◆ Stated problem
Return all the entries exactly, keeping pictures out.

◆ Available records
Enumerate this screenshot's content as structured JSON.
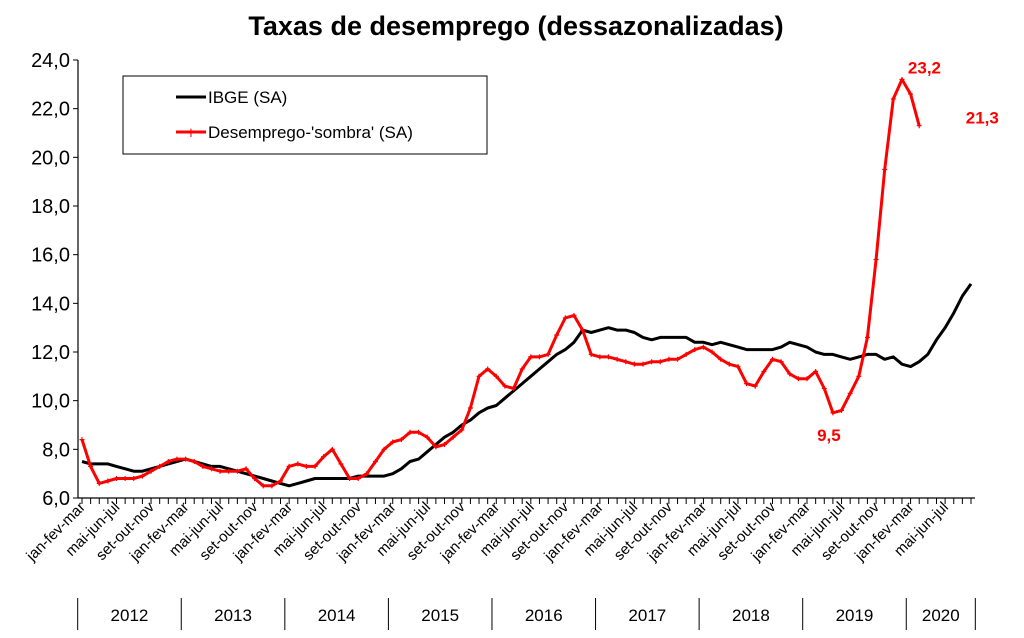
{
  "chart_data": {
    "type": "line",
    "title": "Taxas de desemprego (dessazonalizadas)",
    "xlabel": "",
    "ylabel": "",
    "ylim": [
      6.0,
      24.0
    ],
    "yticks": [
      "6,0",
      "8,0",
      "10,0",
      "12,0",
      "14,0",
      "16,0",
      "18,0",
      "20,0",
      "22,0",
      "24,0"
    ],
    "grid": false,
    "legend_position": "top-left",
    "x_tick_labels": [
      "jan-fev-mar",
      "mai-jun-jul",
      "set-out-nov",
      "jan-fev-mar",
      "mai-jun-jul",
      "set-out-nov",
      "jan-fev-mar",
      "mai-jun-jul",
      "set-out-nov",
      "jan-fev-mar",
      "mai-jun-jul",
      "set-out-nov",
      "jan-fev-mar",
      "mai-jun-jul",
      "set-out-nov",
      "jan-fev-mar",
      "mai-jun-jul",
      "set-out-nov",
      "jan-fev-mar",
      "mai-jun-jul",
      "set-out-nov",
      "jan-fev-mar",
      "mai-jun-jul",
      "set-out-nov",
      "jan-fev-mar",
      "mai-jun-jul"
    ],
    "x_tick_months": [
      1,
      5,
      9,
      13,
      17,
      21,
      25,
      29,
      33,
      37,
      41,
      45,
      49,
      53,
      57,
      61,
      65,
      69,
      73,
      77,
      81,
      85,
      89,
      93,
      97,
      101
    ],
    "years": [
      {
        "label": "2012",
        "start": 1,
        "end": 12
      },
      {
        "label": "2013",
        "start": 13,
        "end": 24
      },
      {
        "label": "2014",
        "start": 25,
        "end": 36
      },
      {
        "label": "2015",
        "start": 37,
        "end": 48
      },
      {
        "label": "2016",
        "start": 49,
        "end": 60
      },
      {
        "label": "2017",
        "start": 61,
        "end": 72
      },
      {
        "label": "2018",
        "start": 73,
        "end": 84
      },
      {
        "label": "2019",
        "start": 85,
        "end": 96
      },
      {
        "label": "2020",
        "start": 97,
        "end": 104
      }
    ],
    "series": [
      {
        "name": "IBGE (SA)",
        "color": "#000000",
        "values": [
          7.5,
          7.4,
          7.4,
          7.4,
          7.3,
          7.2,
          7.1,
          7.1,
          7.2,
          7.3,
          7.4,
          7.5,
          7.6,
          7.5,
          7.4,
          7.3,
          7.3,
          7.2,
          7.1,
          7.0,
          6.9,
          6.8,
          6.7,
          6.6,
          6.5,
          6.6,
          6.7,
          6.8,
          6.8,
          6.8,
          6.8,
          6.8,
          6.9,
          6.9,
          6.9,
          6.9,
          7.0,
          7.2,
          7.5,
          7.6,
          7.9,
          8.2,
          8.5,
          8.7,
          9.0,
          9.2,
          9.5,
          9.7,
          9.8,
          10.1,
          10.4,
          10.7,
          11.0,
          11.3,
          11.6,
          11.9,
          12.1,
          12.4,
          12.9,
          12.8,
          12.9,
          13.0,
          12.9,
          12.9,
          12.8,
          12.6,
          12.5,
          12.6,
          12.6,
          12.6,
          12.6,
          12.4,
          12.4,
          12.3,
          12.4,
          12.3,
          12.2,
          12.1,
          12.1,
          12.1,
          12.1,
          12.2,
          12.4,
          12.3,
          12.2,
          12.0,
          11.9,
          11.9,
          11.8,
          11.7,
          11.8,
          11.9,
          11.9,
          11.7,
          11.8,
          11.5,
          11.4,
          11.6,
          11.9,
          12.5,
          13.0,
          13.6,
          14.3,
          14.8
        ]
      },
      {
        "name": "Desemprego-'sombra' (SA)",
        "color": "#ff0000",
        "values": [
          8.4,
          7.3,
          6.6,
          6.7,
          6.8,
          6.8,
          6.8,
          6.9,
          7.1,
          7.3,
          7.5,
          7.6,
          7.6,
          7.5,
          7.3,
          7.2,
          7.1,
          7.1,
          7.1,
          7.2,
          6.8,
          6.5,
          6.5,
          6.7,
          7.3,
          7.4,
          7.3,
          7.3,
          7.7,
          8.0,
          7.4,
          6.8,
          6.8,
          7.0,
          7.5,
          8.0,
          8.3,
          8.4,
          8.7,
          8.7,
          8.5,
          8.1,
          8.2,
          8.5,
          8.8,
          9.7,
          11.0,
          11.3,
          11.0,
          10.6,
          10.5,
          11.3,
          11.8,
          11.8,
          11.9,
          12.7,
          13.4,
          13.5,
          12.9,
          11.9,
          11.8,
          11.8,
          11.7,
          11.6,
          11.5,
          11.5,
          11.6,
          11.6,
          11.7,
          11.7,
          11.9,
          12.1,
          12.2,
          12.0,
          11.7,
          11.5,
          11.4,
          10.7,
          10.6,
          11.2,
          11.7,
          11.6,
          11.1,
          10.9,
          10.9,
          11.2,
          10.5,
          9.5,
          9.6,
          10.3,
          11.0,
          12.6,
          15.8,
          19.5,
          22.4,
          23.2,
          22.6,
          21.3
        ]
      }
    ],
    "annotations": [
      {
        "text": "23,2",
        "month": 100,
        "value": 23.2
      },
      {
        "text": "21,3",
        "month": 102,
        "value": 21.3
      },
      {
        "text": "9,5",
        "month": 88,
        "value": 9.5
      }
    ]
  }
}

◆ Result of the exercise
Enumerate this screenshot's content as structured JSON.
{
  "chart_data": {
    "type": "line",
    "title": "Taxas de desemprego (dessazonalizadas)",
    "xlabel": "",
    "ylabel": "",
    "ylim": [
      6.0,
      24.0
    ],
    "yticks": [
      "6,0",
      "8,0",
      "10,0",
      "12,0",
      "14,0",
      "16,0",
      "18,0",
      "20,0",
      "22,0",
      "24,0"
    ],
    "grid": false,
    "legend_position": "top-left",
    "x_tick_labels": [
      "jan-fev-mar",
      "mai-jun-jul",
      "set-out-nov",
      "jan-fev-mar",
      "mai-jun-jul",
      "set-out-nov",
      "jan-fev-mar",
      "mai-jun-jul",
      "set-out-nov",
      "jan-fev-mar",
      "mai-jun-jul",
      "set-out-nov",
      "jan-fev-mar",
      "mai-jun-jul",
      "set-out-nov",
      "jan-fev-mar",
      "mai-jun-jul",
      "set-out-nov",
      "jan-fev-mar",
      "mai-jun-jul",
      "set-out-nov",
      "jan-fev-mar",
      "mai-jun-jul",
      "set-out-nov",
      "jan-fev-mar",
      "mai-jun-jul"
    ],
    "x_tick_months": [
      1,
      5,
      9,
      13,
      17,
      21,
      25,
      29,
      33,
      37,
      41,
      45,
      49,
      53,
      57,
      61,
      65,
      69,
      73,
      77,
      81,
      85,
      89,
      93,
      97,
      101
    ],
    "years": [
      {
        "label": "2012",
        "start": 1,
        "end": 12
      },
      {
        "label": "2013",
        "start": 13,
        "end": 24
      },
      {
        "label": "2014",
        "start": 25,
        "end": 36
      },
      {
        "label": "2015",
        "start": 37,
        "end": 48
      },
      {
        "label": "2016",
        "start": 49,
        "end": 60
      },
      {
        "label": "2017",
        "start": 61,
        "end": 72
      },
      {
        "label": "2018",
        "start": 73,
        "end": 84
      },
      {
        "label": "2019",
        "start": 85,
        "end": 96
      },
      {
        "label": "2020",
        "start": 97,
        "end": 104
      }
    ],
    "series": [
      {
        "name": "IBGE (SA)",
        "color": "#000000",
        "values": [
          7.5,
          7.4,
          7.4,
          7.4,
          7.3,
          7.2,
          7.1,
          7.1,
          7.2,
          7.3,
          7.4,
          7.5,
          7.6,
          7.5,
          7.4,
          7.3,
          7.3,
          7.2,
          7.1,
          7.0,
          6.9,
          6.8,
          6.7,
          6.6,
          6.5,
          6.6,
          6.7,
          6.8,
          6.8,
          6.8,
          6.8,
          6.8,
          6.9,
          6.9,
          6.9,
          6.9,
          7.0,
          7.2,
          7.5,
          7.6,
          7.9,
          8.2,
          8.5,
          8.7,
          9.0,
          9.2,
          9.5,
          9.7,
          9.8,
          10.1,
          10.4,
          10.7,
          11.0,
          11.3,
          11.6,
          11.9,
          12.1,
          12.4,
          12.9,
          12.8,
          12.9,
          13.0,
          12.9,
          12.9,
          12.8,
          12.6,
          12.5,
          12.6,
          12.6,
          12.6,
          12.6,
          12.4,
          12.4,
          12.3,
          12.4,
          12.3,
          12.2,
          12.1,
          12.1,
          12.1,
          12.1,
          12.2,
          12.4,
          12.3,
          12.2,
          12.0,
          11.9,
          11.9,
          11.8,
          11.7,
          11.8,
          11.9,
          11.9,
          11.7,
          11.8,
          11.5,
          11.4,
          11.6,
          11.9,
          12.5,
          13.0,
          13.6,
          14.3,
          14.8
        ]
      },
      {
        "name": "Desemprego-'sombra' (SA)",
        "color": "#ff0000",
        "values": [
          8.4,
          7.3,
          6.6,
          6.7,
          6.8,
          6.8,
          6.8,
          6.9,
          7.1,
          7.3,
          7.5,
          7.6,
          7.6,
          7.5,
          7.3,
          7.2,
          7.1,
          7.1,
          7.1,
          7.2,
          6.8,
          6.5,
          6.5,
          6.7,
          7.3,
          7.4,
          7.3,
          7.3,
          7.7,
          8.0,
          7.4,
          6.8,
          6.8,
          7.0,
          7.5,
          8.0,
          8.3,
          8.4,
          8.7,
          8.7,
          8.5,
          8.1,
          8.2,
          8.5,
          8.8,
          9.7,
          11.0,
          11.3,
          11.0,
          10.6,
          10.5,
          11.3,
          11.8,
          11.8,
          11.9,
          12.7,
          13.4,
          13.5,
          12.9,
          11.9,
          11.8,
          11.8,
          11.7,
          11.6,
          11.5,
          11.5,
          11.6,
          11.6,
          11.7,
          11.7,
          11.9,
          12.1,
          12.2,
          12.0,
          11.7,
          11.5,
          11.4,
          10.7,
          10.6,
          11.2,
          11.7,
          11.6,
          11.1,
          10.9,
          10.9,
          11.2,
          10.5,
          9.5,
          9.6,
          10.3,
          11.0,
          12.6,
          15.8,
          19.5,
          22.4,
          23.2,
          22.6,
          21.3
        ]
      }
    ],
    "annotations": [
      {
        "text": "23,2",
        "month": 100,
        "value": 23.2
      },
      {
        "text": "21,3",
        "month": 102,
        "value": 21.3
      },
      {
        "text": "9,5",
        "month": 88,
        "value": 9.5
      }
    ]
  }
}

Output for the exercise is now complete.